TASK -> Please transcribe the data below exactly. Leave the pictures out.

====== INPUT RECORDS ======

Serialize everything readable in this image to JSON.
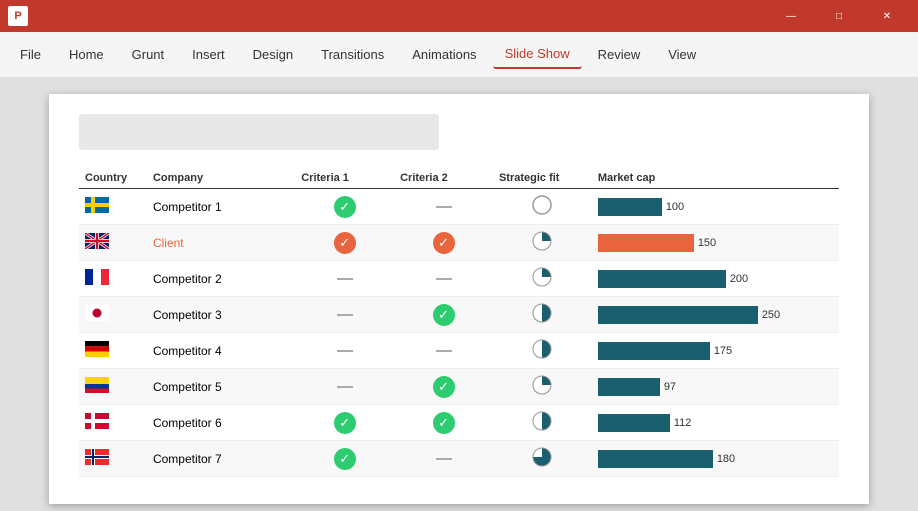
{
  "titleBar": {
    "appIcon": "P",
    "minimize": "—",
    "maximize": "□",
    "close": "✕"
  },
  "ribbon": {
    "tabs": [
      {
        "label": "File",
        "active": false
      },
      {
        "label": "Home",
        "active": false
      },
      {
        "label": "Grunt",
        "active": false
      },
      {
        "label": "Insert",
        "active": false
      },
      {
        "label": "Design",
        "active": false
      },
      {
        "label": "Transitions",
        "active": false
      },
      {
        "label": "Animations",
        "active": false
      },
      {
        "label": "Slide Show",
        "active": true
      },
      {
        "label": "Review",
        "active": false
      },
      {
        "label": "View",
        "active": false
      }
    ]
  },
  "table": {
    "headers": [
      "Country",
      "Company",
      "Criteria 1",
      "Criteria 2",
      "Strategic fit",
      "Market cap"
    ],
    "rows": [
      {
        "flag": "se",
        "company": "Competitor 1",
        "isClient": false,
        "criteria1": "check",
        "criteria2": "dash",
        "strategic": "empty",
        "marketCap": 100,
        "maxBar": 250,
        "barType": "dark"
      },
      {
        "flag": "gb",
        "company": "Client",
        "isClient": true,
        "criteria1": "check-orange",
        "criteria2": "check-orange",
        "strategic": "pie-25",
        "marketCap": 150,
        "maxBar": 250,
        "barType": "orange"
      },
      {
        "flag": "fr",
        "company": "Competitor 2",
        "isClient": false,
        "criteria1": "dash",
        "criteria2": "dash",
        "strategic": "pie-25",
        "marketCap": 200,
        "maxBar": 250,
        "barType": "dark"
      },
      {
        "flag": "jp",
        "company": "Competitor 3",
        "isClient": false,
        "criteria1": "dash",
        "criteria2": "check",
        "strategic": "pie-50",
        "marketCap": 250,
        "maxBar": 250,
        "barType": "dark"
      },
      {
        "flag": "de",
        "company": "Competitor 4",
        "isClient": false,
        "criteria1": "dash",
        "criteria2": "dash",
        "strategic": "pie-50",
        "marketCap": 175,
        "maxBar": 250,
        "barType": "dark"
      },
      {
        "flag": "co",
        "company": "Competitor 5",
        "isClient": false,
        "criteria1": "dash",
        "criteria2": "check",
        "strategic": "pie-25",
        "marketCap": 97,
        "maxBar": 250,
        "barType": "dark"
      },
      {
        "flag": "dk",
        "company": "Competitor 6",
        "isClient": false,
        "criteria1": "check",
        "criteria2": "check",
        "strategic": "pie-50",
        "marketCap": 112,
        "maxBar": 250,
        "barType": "dark"
      },
      {
        "flag": "no",
        "company": "Competitor 7",
        "isClient": false,
        "criteria1": "check",
        "criteria2": "dash",
        "strategic": "pie-75",
        "marketCap": 180,
        "maxBar": 250,
        "barType": "dark"
      }
    ]
  }
}
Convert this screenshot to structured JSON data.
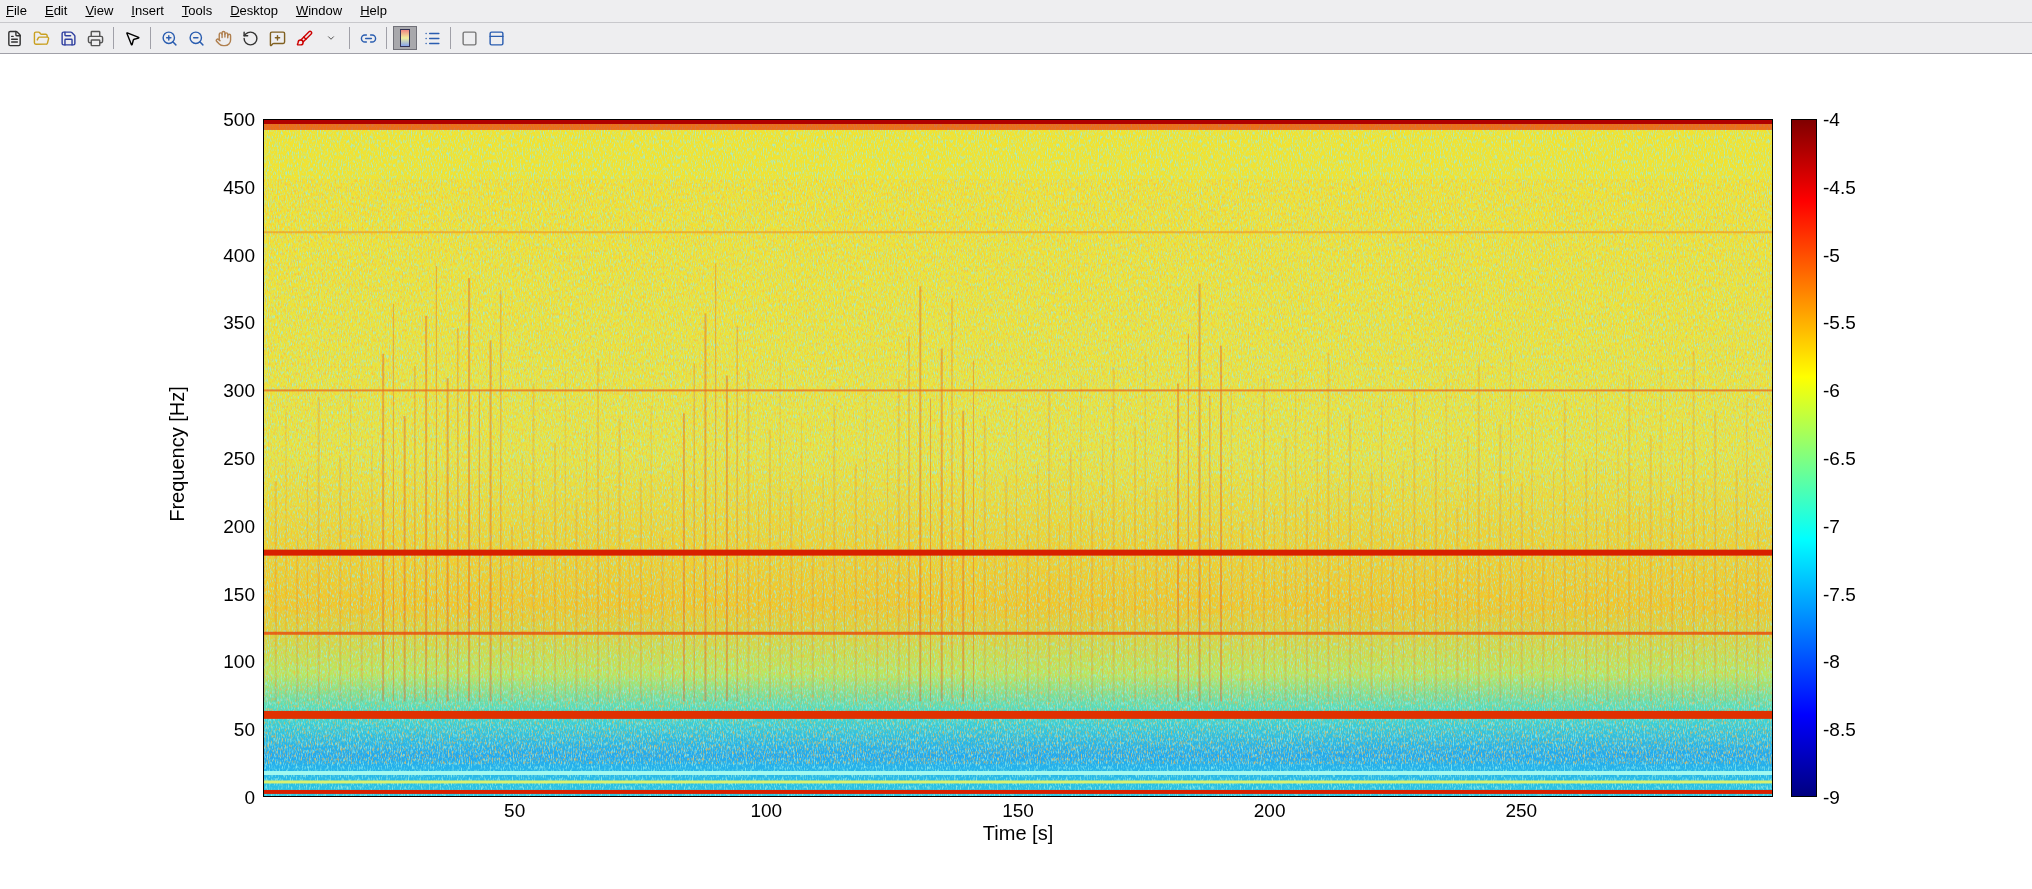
{
  "menu": [
    "File",
    "Edit",
    "View",
    "Insert",
    "Tools",
    "Desktop",
    "Window",
    "Help"
  ],
  "toolbar": [
    {
      "selected": false
    },
    {
      "selected": false
    },
    {
      "selected": false
    },
    {
      "selected": false
    },
    {
      "selected": false
    },
    {
      "selected": false
    },
    {
      "selected": false
    },
    {
      "selected": false
    },
    {
      "selected": false
    },
    {
      "selected": false
    },
    {
      "selected": false
    },
    {
      "selected": false
    },
    {
      "selected": false
    },
    {
      "selected": true
    },
    {
      "selected": false
    },
    {
      "selected": false
    },
    {
      "selected": false
    }
  ],
  "plot": {
    "xlabel": "Time [s]",
    "ylabel": "Frequency [Hz]",
    "xticks": [
      "50",
      "100",
      "150",
      "200",
      "250"
    ],
    "yticks": [
      "500",
      "450",
      "400",
      "350",
      "300",
      "250",
      "200",
      "150",
      "100",
      "50",
      "0"
    ]
  },
  "colorbar": {
    "ticks": [
      "-4",
      "-4.5",
      "-5",
      "-5.5",
      "-6",
      "-6.5",
      "-7",
      "-7.5",
      "-8",
      "-8.5",
      "-9"
    ]
  }
}
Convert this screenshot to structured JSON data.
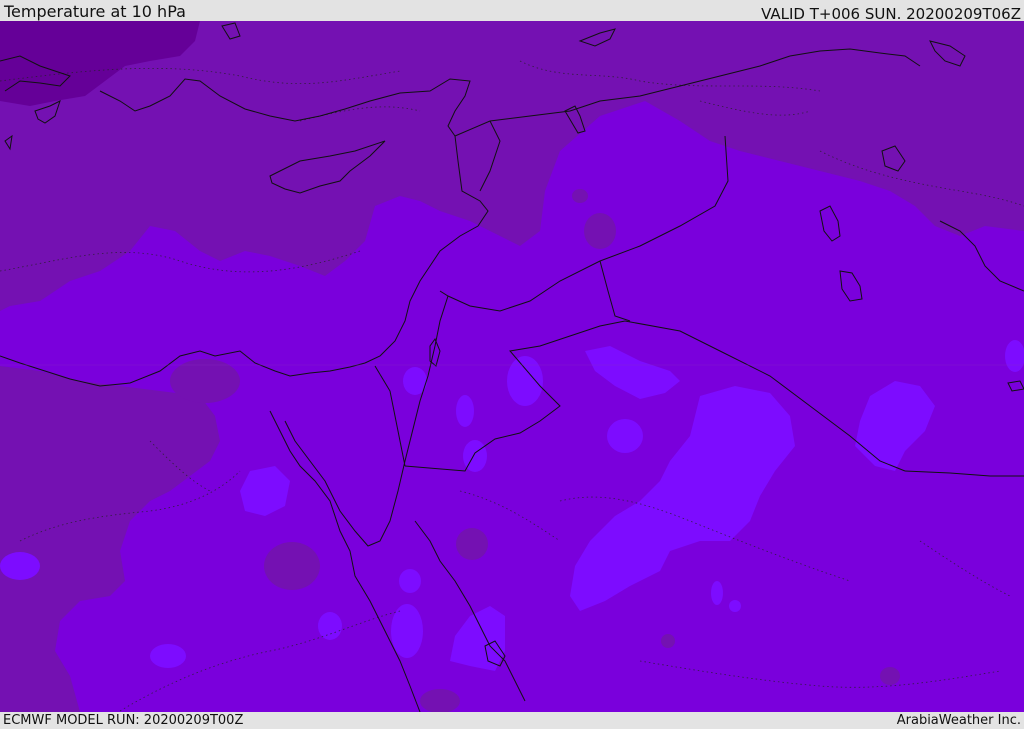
{
  "header": {
    "title": "Temperature at 10 hPa",
    "valid": "VALID T+006 SUN. 20200209T06Z"
  },
  "footer": {
    "model_run": "ECMWF MODEL RUN: 20200209T00Z",
    "credit": "ArabiaWeather Inc."
  },
  "map": {
    "field": "temperature",
    "level": "10 hPa",
    "colors": {
      "base": "#7a00dc",
      "darker": "#7411b2",
      "darkest": "#650098",
      "lighter": "#7d0cff",
      "lightest": "#8a1aff",
      "lines": "#111111"
    }
  }
}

======

TASK OUTPUT ->
Serialize everything readable in this image to JSON.
{
  "titleBar": {
    "appIcon": "P",
    "minimize": "—",
    "maximize": "□",
    "close": "✕"
  },
  "ribbon": {
    "tabs": [
      {
        "label": "File",
        "active": false
      },
      {
        "label": "Home",
        "active": false
      },
      {
        "label": "Grunt",
        "active": false
      },
      {
        "label": "Insert",
        "active": false
      },
      {
        "label": "Design",
        "active": false
      },
      {
        "label": "Transitions",
        "active": false
      },
      {
        "label": "Animations",
        "active": false
      },
      {
        "label": "Slide Show",
        "active": true
      },
      {
        "label": "Review",
        "active": false
      },
      {
        "label": "View",
        "active": false
      }
    ]
  },
  "table": {
    "headers": [
      "Country",
      "Company",
      "Criteria 1",
      "Criteria 2",
      "Strategic fit",
      "Market cap"
    ],
    "rows": [
      {
        "flag": "se",
        "company": "Competitor 1",
        "isClient": false,
        "criteria1": "check",
        "criteria2": "dash",
        "strategic": "empty",
        "marketCap": 100,
        "maxBar": 250,
        "barType": "dark"
      },
      {
        "flag": "gb",
        "company": "Client",
        "isClient": true,
        "criteria1": "check-orange",
        "criteria2": "check-orange",
        "strategic": "pie-25",
        "marketCap": 150,
        "maxBar": 250,
        "barType": "orange"
      },
      {
        "flag": "fr",
        "company": "Competitor 2",
        "isClient": false,
        "criteria1": "dash",
        "criteria2": "dash",
        "strategic": "pie-25",
        "marketCap": 200,
        "maxBar": 250,
        "barType": "dark"
      },
      {
        "flag": "jp",
        "company": "Competitor 3",
        "isClient": false,
        "criteria1": "dash",
        "criteria2": "check",
        "strategic": "pie-50",
        "marketCap": 250,
        "maxBar": 250,
        "barType": "dark"
      },
      {
        "flag": "de",
        "company": "Competitor 4",
        "isClient": false,
        "criteria1": "dash",
        "criteria2": "dash",
        "strategic": "pie-50",
        "marketCap": 175,
        "maxBar": 250,
        "barType": "dark"
      },
      {
        "flag": "co",
        "company": "Competitor 5",
        "isClient": false,
        "criteria1": "dash",
        "criteria2": "check",
        "strategic": "pie-25",
        "marketCap": 97,
        "maxBar": 250,
        "barType": "dark"
      },
      {
        "flag": "dk",
        "company": "Competitor 6",
        "isClient": false,
        "criteria1": "check",
        "criteria2": "check",
        "strategic": "pie-50",
        "marketCap": 112,
        "maxBar": 250,
        "barType": "dark"
      },
      {
        "flag": "no",
        "company": "Competitor 7",
        "isClient": false,
        "criteria1": "check",
        "criteria2": "dash",
        "strategic": "pie-75",
        "marketCap": 180,
        "maxBar": 250,
        "barType": "dark"
      }
    ]
  }
}
Convert this screenshot to structured JSON data.
{
  "menu": [
    "File",
    "Edit",
    "View",
    "Insert",
    "Tools",
    "Desktop",
    "Window",
    "Help"
  ],
  "toolbar": [
    {
      "selected": false
    },
    {
      "selected": false
    },
    {
      "selected": false
    },
    {
      "selected": false
    },
    {
      "selected": false
    },
    {
      "selected": false
    },
    {
      "selected": false
    },
    {
      "selected": false
    },
    {
      "selected": false
    },
    {
      "selected": false
    },
    {
      "selected": false
    },
    {
      "selected": false
    },
    {
      "selected": false
    },
    {
      "selected": true
    },
    {
      "selected": false
    },
    {
      "selected": false
    },
    {
      "selected": false
    }
  ],
  "plot": {
    "xlabel": "Time [s]",
    "ylabel": "Frequency [Hz]",
    "xticks": [
      "50",
      "100",
      "150",
      "200",
      "250"
    ],
    "yticks": [
      "500",
      "450",
      "400",
      "350",
      "300",
      "250",
      "200",
      "150",
      "100",
      "50",
      "0"
    ]
  },
  "colorbar": {
    "ticks": [
      "-4",
      "-4.5",
      "-5",
      "-5.5",
      "-6",
      "-6.5",
      "-7",
      "-7.5",
      "-8",
      "-8.5",
      "-9"
    ]
  }
}
Convert this screenshot to structured JSON data.
{
  "header": {
    "title": "Temperature at 10 hPa",
    "valid": "VALID T+006 SUN. 20200209T06Z"
  },
  "footer": {
    "model_run": "ECMWF MODEL RUN: 20200209T00Z",
    "credit": "ArabiaWeather Inc."
  },
  "map": {
    "field": "temperature",
    "level": "10 hPa",
    "colors": {
      "base": "#7a00dc",
      "darker": "#7411b2",
      "darkest": "#650098",
      "lighter": "#7d0cff",
      "lightest": "#8a1aff",
      "lines": "#111111"
    }
  }
}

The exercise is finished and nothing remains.